### Input

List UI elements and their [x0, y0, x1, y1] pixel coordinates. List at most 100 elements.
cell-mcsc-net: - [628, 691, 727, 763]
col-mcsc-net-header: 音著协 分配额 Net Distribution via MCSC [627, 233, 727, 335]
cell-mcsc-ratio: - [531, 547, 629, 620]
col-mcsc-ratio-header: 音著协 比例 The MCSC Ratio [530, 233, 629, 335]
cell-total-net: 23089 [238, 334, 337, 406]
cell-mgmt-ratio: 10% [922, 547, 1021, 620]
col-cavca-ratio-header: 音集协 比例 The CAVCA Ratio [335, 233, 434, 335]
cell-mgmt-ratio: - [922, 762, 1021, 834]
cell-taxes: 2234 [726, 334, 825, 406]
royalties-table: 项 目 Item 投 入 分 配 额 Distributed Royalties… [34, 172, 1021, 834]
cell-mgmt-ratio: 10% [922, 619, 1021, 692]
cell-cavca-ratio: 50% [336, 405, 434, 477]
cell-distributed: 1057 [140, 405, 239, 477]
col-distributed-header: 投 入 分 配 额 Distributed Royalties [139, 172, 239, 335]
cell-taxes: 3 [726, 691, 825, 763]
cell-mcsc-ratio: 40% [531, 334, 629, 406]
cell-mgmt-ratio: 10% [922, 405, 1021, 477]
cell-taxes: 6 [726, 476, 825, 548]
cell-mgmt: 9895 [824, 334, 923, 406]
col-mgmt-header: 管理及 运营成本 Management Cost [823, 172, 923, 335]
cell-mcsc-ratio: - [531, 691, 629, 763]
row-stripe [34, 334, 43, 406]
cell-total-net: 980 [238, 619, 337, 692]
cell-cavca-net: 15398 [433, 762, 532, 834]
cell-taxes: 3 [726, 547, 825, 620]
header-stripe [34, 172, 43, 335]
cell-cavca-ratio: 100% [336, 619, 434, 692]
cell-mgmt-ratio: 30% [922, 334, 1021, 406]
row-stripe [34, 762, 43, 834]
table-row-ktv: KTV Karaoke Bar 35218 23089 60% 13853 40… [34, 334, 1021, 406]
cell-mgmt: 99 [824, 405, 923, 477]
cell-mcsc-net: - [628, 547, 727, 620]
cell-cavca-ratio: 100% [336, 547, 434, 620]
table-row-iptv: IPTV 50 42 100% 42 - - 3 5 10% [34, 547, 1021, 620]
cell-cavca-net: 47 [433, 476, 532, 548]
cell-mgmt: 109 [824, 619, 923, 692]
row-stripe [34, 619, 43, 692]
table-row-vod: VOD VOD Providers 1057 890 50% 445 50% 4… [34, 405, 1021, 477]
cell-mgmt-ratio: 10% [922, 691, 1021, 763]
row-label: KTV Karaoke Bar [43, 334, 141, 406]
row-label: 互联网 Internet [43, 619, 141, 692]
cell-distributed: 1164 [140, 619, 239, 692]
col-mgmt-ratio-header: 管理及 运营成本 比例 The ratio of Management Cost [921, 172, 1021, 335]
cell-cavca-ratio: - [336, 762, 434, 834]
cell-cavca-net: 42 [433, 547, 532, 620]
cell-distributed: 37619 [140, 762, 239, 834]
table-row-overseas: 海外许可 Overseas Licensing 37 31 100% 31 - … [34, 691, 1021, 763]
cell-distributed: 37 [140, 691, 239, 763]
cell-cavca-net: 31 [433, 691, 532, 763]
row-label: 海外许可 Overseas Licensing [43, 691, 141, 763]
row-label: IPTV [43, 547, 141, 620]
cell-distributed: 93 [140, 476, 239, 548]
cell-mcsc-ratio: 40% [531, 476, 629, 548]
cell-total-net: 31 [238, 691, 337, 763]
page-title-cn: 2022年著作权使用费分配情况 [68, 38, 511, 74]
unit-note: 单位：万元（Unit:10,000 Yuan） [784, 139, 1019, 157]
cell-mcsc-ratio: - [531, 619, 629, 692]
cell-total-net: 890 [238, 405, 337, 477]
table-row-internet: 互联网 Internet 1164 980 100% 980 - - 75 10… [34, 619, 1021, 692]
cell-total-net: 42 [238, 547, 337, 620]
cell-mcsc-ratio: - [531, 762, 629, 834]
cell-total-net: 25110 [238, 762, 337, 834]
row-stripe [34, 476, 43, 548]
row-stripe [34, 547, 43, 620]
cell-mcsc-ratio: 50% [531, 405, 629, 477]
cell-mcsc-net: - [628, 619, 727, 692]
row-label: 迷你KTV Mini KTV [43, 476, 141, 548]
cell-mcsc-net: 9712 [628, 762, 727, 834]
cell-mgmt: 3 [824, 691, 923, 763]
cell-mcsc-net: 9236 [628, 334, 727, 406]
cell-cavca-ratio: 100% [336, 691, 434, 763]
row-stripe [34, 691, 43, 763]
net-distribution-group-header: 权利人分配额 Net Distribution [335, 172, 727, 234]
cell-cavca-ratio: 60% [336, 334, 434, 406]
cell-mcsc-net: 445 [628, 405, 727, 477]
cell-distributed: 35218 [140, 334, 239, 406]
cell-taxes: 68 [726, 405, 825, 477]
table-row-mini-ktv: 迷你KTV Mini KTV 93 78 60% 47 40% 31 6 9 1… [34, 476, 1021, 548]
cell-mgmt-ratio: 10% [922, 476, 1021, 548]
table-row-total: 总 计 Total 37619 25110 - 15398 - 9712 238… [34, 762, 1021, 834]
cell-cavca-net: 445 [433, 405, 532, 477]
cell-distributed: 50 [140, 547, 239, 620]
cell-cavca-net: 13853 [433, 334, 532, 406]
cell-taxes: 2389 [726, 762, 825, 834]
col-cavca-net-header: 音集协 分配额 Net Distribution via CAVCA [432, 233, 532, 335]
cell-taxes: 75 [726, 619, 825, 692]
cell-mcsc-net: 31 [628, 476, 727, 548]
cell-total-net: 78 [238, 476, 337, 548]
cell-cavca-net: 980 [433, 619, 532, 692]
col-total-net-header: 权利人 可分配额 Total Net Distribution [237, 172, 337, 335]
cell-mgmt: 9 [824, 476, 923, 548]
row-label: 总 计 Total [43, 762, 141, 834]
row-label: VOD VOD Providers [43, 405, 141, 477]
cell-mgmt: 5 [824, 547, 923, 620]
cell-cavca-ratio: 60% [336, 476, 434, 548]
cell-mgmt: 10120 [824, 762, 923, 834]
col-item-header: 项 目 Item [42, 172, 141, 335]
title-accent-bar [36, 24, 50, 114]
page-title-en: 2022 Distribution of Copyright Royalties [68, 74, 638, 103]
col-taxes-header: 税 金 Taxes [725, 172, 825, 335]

### Direction
Format the rows above as a Markdown table with the columns "No" and "Entry." Number each line in "No," put the line itself in "Entry," and leave out any blank lines.

### Output
| No | Entry |
|---|---|
| 1 | List UI elements and their [x0, y0, x1, y1] pixel coordinates. List at most 100 elements. |
| 2 | cell-mcsc-net: - [628, 691, 727, 763] |
| 3 | col-mcsc-net-header: 音著协 分配额 Net Distribution via MCSC [627, 233, 727, 335] |
| 4 | cell-mcsc-ratio: - [531, 547, 629, 620] |
| 5 | col-mcsc-ratio-header: 音著协 比例 The MCSC Ratio [530, 233, 629, 335] |
| 6 | cell-total-net: 23089 [238, 334, 337, 406] |
| 7 | cell-mgmt-ratio: 10% [922, 547, 1021, 620] |
| 8 | col-cavca-ratio-header: 音集协 比例 The CAVCA Ratio [335, 233, 434, 335] |
| 9 | cell-mgmt-ratio: - [922, 762, 1021, 834] |
| 10 | cell-taxes: 2234 [726, 334, 825, 406] |
| 11 | royalties-table: 项 目 Item 投 入 分 配 额 Distributed Royalties… [34, 172, 1021, 834] |
| 12 | cell-mgmt-ratio: 10% [922, 619, 1021, 692] |
| 13 | cell-cavca-ratio: 50% [336, 405, 434, 477] |
| 14 | cell-distributed: 1057 [140, 405, 239, 477] |
| 15 | col-distributed-header: 投 入 分 配 额 Distributed Royalties [139, 172, 239, 335] |
| 16 | cell-taxes: 3 [726, 691, 825, 763] |
| 17 | cell-mcsc-ratio: 40% [531, 334, 629, 406] |
| 18 | cell-mgmt-ratio: 10% [922, 405, 1021, 477] |
| 19 | cell-taxes: 6 [726, 476, 825, 548] |
| 20 | cell-mgmt: 9895 [824, 334, 923, 406] |
| 21 | col-mgmt-header: 管理及 运营成本 Management Cost [823, 172, 923, 335] |
| 22 | cell-mcsc-ratio: - [531, 691, 629, 763] |
| 23 | row-stripe [34, 334, 43, 406] |
| 24 | cell-total-net: 980 [238, 619, 337, 692] |
| 25 | cell-cavca-net: 15398 [433, 762, 532, 834] |
| 26 | cell-taxes: 3 [726, 547, 825, 620] |
| 27 | header-stripe [34, 172, 43, 335] |
| 28 | cell-cavca-ratio: 100% [336, 619, 434, 692] |
| 29 | cell-mgmt-ratio: 30% [922, 334, 1021, 406] |
| 30 | row-stripe [34, 762, 43, 834] |
| 31 | table-row-ktv: KTV Karaoke Bar 35218 23089 60% 13853 40… [34, 334, 1021, 406] |
| 32 | cell-mgmt: 99 [824, 405, 923, 477] |
| 33 | cell-mcsc-net: - [628, 547, 727, 620] |
| 34 | cell-cavca-ratio: 100% [336, 547, 434, 620] |
| 35 | table-row-iptv: IPTV 50 42 100% 42 - - 3 5 10% [34, 547, 1021, 620] |
| 36 | cell-cavca-net: 47 [433, 476, 532, 548] |
| 37 | cell-mgmt: 109 [824, 619, 923, 692] |
| 38 | row-stripe [34, 619, 43, 692] |
| 39 | table-row-vod: VOD VOD Providers 1057 890 50% 445 50% 4… [34, 405, 1021, 477] |
| 40 | cell-mgmt-ratio: 10% [922, 691, 1021, 763] |
| 41 | row-label: KTV Karaoke Bar [43, 334, 141, 406] |
| 42 | row-label: 互联网 Internet [43, 619, 141, 692] |
| 43 | cell-distributed: 1164 [140, 619, 239, 692] |
| 44 | col-mgmt-ratio-header: 管理及 运营成本 比例 The ratio of Management Cost [921, 172, 1021, 335] |
| 45 | cell-cavca-ratio: - [336, 762, 434, 834] |
| 46 | cell-cavca-net: 42 [433, 547, 532, 620] |
| 47 | cell-distributed: 37619 [140, 762, 239, 834] |
| 48 | table-row-overseas: 海外许可 Overseas Licensing 37 31 100% 31 - … [34, 691, 1021, 763] |
| 49 | cell-distributed: 37 [140, 691, 239, 763] |
| 50 | cell-cavca-net: 31 [433, 691, 532, 763] |
| 51 | row-label: 海外许可 Overseas Licensing [43, 691, 141, 763] |
| 52 | row-label: IPTV [43, 547, 141, 620] |
| 53 | cell-distributed: 93 [140, 476, 239, 548] |
| 54 | cell-mcsc-ratio: 40% [531, 476, 629, 548] |
| 55 | cell-total-net: 31 [238, 691, 337, 763] |
| 56 | page-title-cn: 2022年著作权使用费分配情况 [68, 38, 511, 74] |
| 57 | unit-note: 单位：万元（Unit:10,000 Yuan） [784, 139, 1019, 157] |
| 58 | cell-mcsc-ratio: - [531, 619, 629, 692] |
| 59 | cell-total-net: 890 [238, 405, 337, 477] |
| 60 | table-row-internet: 互联网 Internet 1164 980 100% 980 - - 75 10… [34, 619, 1021, 692] |
| 61 | cell-total-net: 42 [238, 547, 337, 620] |
| 62 | cell-mcsc-ratio: - [531, 762, 629, 834] |
| 63 | cell-total-net: 25110 [238, 762, 337, 834] |
| 64 | row-stripe [34, 476, 43, 548] |
| 65 | row-stripe [34, 547, 43, 620] |
| 66 | cell-mcsc-ratio: 50% [531, 405, 629, 477] |
| 67 | cell-mcsc-net: - [628, 619, 727, 692] |
| 68 | row-label: 迷你KTV Mini KTV [43, 476, 141, 548] |
| 69 | cell-mcsc-net: 9712 [628, 762, 727, 834] |
| 70 | cell-mgmt: 3 [824, 691, 923, 763] |
| 71 | cell-mcsc-net: 9236 [628, 334, 727, 406] |
| 72 | cell-cavca-ratio: 100% [336, 691, 434, 763] |
| 73 | row-stripe [34, 691, 43, 763] |
| 74 | net-distribution-group-header: 权利人分配额 Net Distribution [335, 172, 727, 234] |
| 75 | cell-cavca-ratio: 60% [336, 334, 434, 406] |
| 76 | cell-mcsc-net: 445 [628, 405, 727, 477] |
| 77 | cell-distributed: 35218 [140, 334, 239, 406] |
| 78 | cell-taxes: 68 [726, 405, 825, 477] |
| 79 | table-row-mini-ktv: 迷你KTV Mini KTV 93 78 60% 47 40% 31 6 9 1… [34, 476, 1021, 548] |
| 80 | cell-mgmt-ratio: 10% [922, 476, 1021, 548] |
| 81 | table-row-total: 总 计 Total 37619 25110 - 15398 - 9712 238… [34, 762, 1021, 834] |
| 82 | cell-cavca-net: 445 [433, 405, 532, 477] |
| 83 | cell-distributed: 50 [140, 547, 239, 620] |
| 84 | cell-cavca-net: 13853 [433, 334, 532, 406] |
| 85 | cell-taxes: 2389 [726, 762, 825, 834] |
| 86 | col-cavca-net-header: 音集协 分配额 Net Distribution via CAVCA [432, 233, 532, 335] |
| 87 | cell-taxes: 75 [726, 619, 825, 692] |
| 88 | cell-mcsc-net: 31 [628, 476, 727, 548] |
| 89 | cell-total-net: 78 [238, 476, 337, 548] |
| 90 | cell-cavca-net: 980 [433, 619, 532, 692] |
| 91 | col-total-net-header: 权利人 可分配额 Total Net Distribution [237, 172, 337, 335] |
| 92 | cell-mgmt: 9 [824, 476, 923, 548] |
| 93 | row-label: 总 计 Total [43, 762, 141, 834] |
| 94 | row-label: VOD VOD Providers [43, 405, 141, 477] |
| 95 | cell-mgmt: 5 [824, 547, 923, 620] |
| 96 | cell-cavca-ratio: 60% [336, 476, 434, 548] |
| 97 | cell-mgmt: 10120 [824, 762, 923, 834] |
| 98 | col-item-header: 项 目 Item [42, 172, 141, 335] |
| 99 | title-accent-bar [36, 24, 50, 114] |
| 100 | page-title-en: 2022 Distribution of Copyright Royalties [68, 74, 638, 103] |
| 101 | col-taxes-header: 税 金 Taxes [725, 172, 825, 335] |